**ENTRIES**
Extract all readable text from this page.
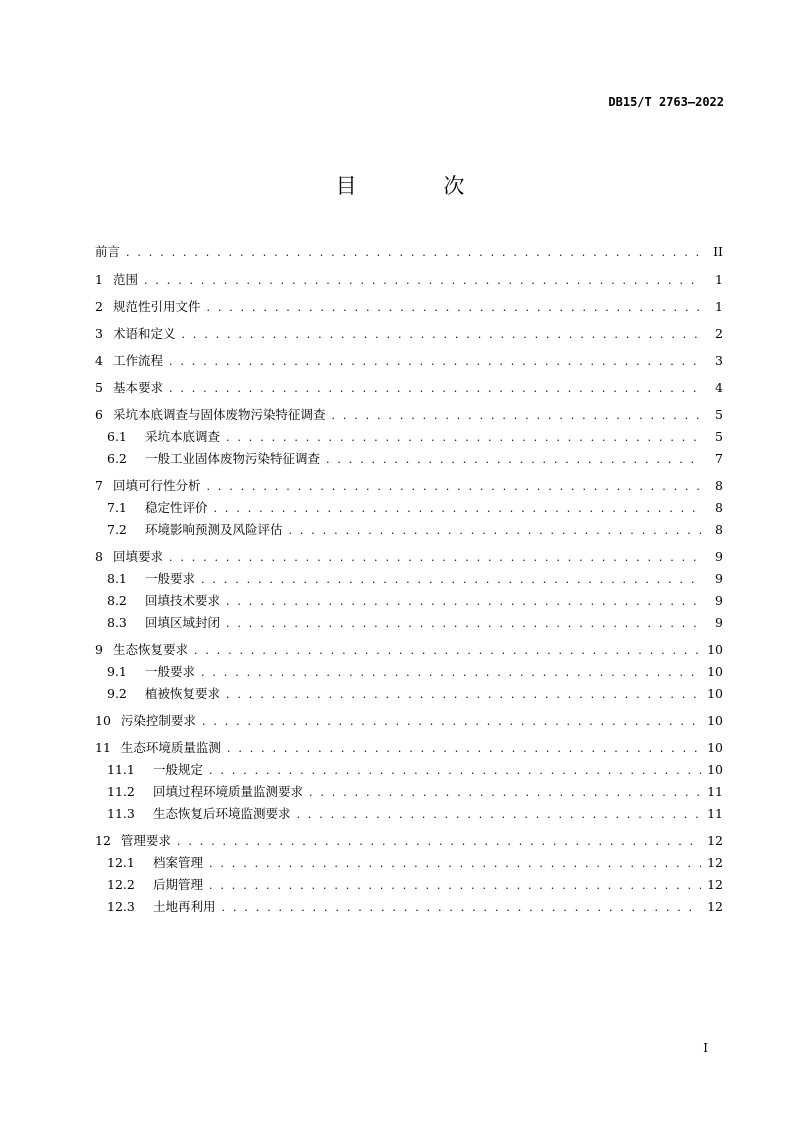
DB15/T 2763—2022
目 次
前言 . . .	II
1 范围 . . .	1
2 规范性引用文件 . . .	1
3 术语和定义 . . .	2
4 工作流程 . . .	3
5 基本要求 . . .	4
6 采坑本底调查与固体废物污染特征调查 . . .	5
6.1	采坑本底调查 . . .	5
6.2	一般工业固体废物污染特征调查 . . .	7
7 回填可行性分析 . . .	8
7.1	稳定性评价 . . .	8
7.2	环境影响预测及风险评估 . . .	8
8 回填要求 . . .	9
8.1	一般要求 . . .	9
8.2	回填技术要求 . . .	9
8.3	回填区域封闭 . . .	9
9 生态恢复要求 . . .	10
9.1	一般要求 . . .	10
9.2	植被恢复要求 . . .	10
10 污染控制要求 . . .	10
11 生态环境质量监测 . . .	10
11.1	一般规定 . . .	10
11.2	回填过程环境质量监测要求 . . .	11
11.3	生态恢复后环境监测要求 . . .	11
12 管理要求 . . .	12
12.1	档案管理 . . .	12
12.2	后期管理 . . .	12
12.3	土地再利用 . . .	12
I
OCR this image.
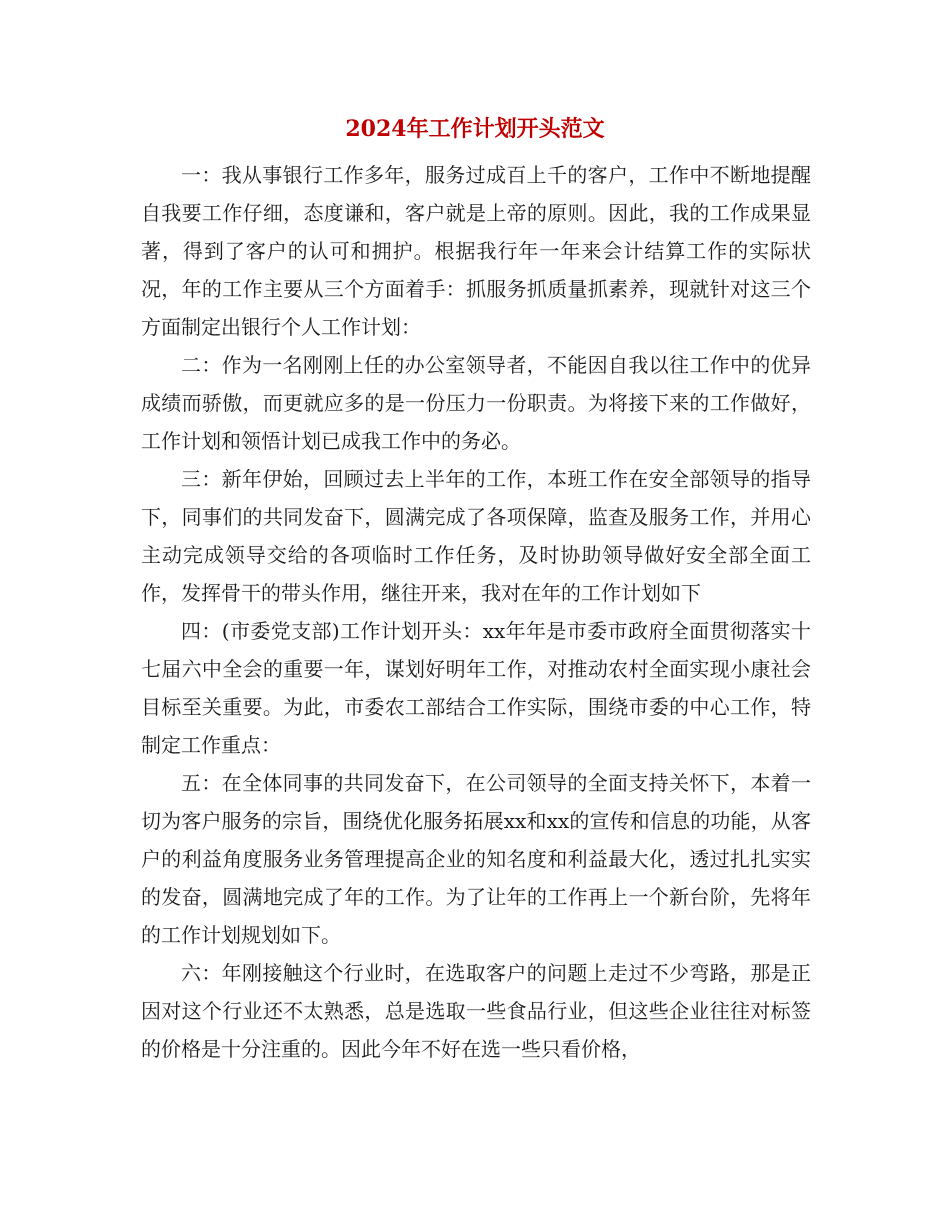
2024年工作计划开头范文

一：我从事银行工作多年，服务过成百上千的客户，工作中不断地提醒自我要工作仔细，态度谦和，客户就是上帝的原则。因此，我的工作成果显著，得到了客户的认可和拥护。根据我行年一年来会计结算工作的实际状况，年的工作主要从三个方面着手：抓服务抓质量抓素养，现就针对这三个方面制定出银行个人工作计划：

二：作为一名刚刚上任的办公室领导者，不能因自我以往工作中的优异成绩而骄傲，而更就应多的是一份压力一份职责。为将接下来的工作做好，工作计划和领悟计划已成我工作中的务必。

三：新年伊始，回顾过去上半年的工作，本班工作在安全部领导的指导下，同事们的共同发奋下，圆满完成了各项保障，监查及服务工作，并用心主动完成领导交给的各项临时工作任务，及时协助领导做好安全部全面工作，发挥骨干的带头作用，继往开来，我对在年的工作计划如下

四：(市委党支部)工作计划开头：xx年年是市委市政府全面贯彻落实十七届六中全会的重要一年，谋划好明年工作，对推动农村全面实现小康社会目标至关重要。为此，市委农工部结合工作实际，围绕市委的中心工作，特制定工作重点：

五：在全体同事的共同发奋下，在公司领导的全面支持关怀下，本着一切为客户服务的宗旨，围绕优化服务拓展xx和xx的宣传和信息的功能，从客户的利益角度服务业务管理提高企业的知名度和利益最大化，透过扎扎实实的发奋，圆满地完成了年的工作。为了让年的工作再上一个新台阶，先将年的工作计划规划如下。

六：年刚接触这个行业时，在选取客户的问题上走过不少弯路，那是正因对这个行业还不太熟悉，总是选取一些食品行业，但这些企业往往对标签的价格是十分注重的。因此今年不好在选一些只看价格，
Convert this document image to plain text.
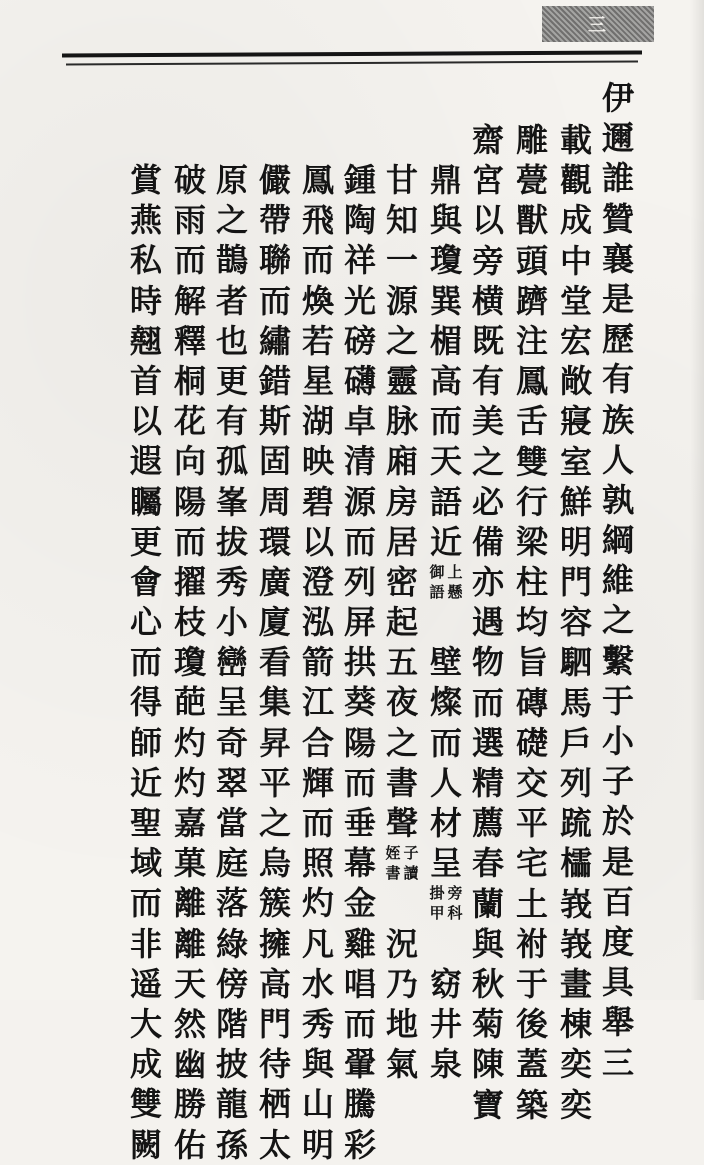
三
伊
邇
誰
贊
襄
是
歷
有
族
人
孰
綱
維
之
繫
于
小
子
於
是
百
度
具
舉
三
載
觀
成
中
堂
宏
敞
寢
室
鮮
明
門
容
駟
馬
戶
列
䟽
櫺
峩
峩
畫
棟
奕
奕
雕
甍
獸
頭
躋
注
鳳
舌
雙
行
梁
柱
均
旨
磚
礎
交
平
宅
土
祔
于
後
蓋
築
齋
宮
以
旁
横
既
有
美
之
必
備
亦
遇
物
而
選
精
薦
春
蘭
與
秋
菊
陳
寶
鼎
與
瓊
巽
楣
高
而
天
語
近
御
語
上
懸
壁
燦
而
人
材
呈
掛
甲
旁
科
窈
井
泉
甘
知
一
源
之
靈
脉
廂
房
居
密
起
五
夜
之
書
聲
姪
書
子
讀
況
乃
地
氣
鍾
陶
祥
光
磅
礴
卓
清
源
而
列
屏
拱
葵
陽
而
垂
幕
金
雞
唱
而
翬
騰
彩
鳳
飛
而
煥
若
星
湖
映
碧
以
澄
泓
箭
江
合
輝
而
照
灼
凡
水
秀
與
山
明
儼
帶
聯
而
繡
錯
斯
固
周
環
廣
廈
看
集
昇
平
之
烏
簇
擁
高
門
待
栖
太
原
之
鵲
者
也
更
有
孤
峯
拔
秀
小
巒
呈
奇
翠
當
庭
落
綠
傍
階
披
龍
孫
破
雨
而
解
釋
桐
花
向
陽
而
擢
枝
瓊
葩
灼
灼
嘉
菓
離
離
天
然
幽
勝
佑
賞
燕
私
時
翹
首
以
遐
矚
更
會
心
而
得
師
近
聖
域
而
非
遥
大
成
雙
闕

**THE EXERCISE**
Show the lines from the data above that contain the string "this".

**WORKED SOLUTION**
Extract all readable text from this page.
OCR this image.
Convert this document image to plain text.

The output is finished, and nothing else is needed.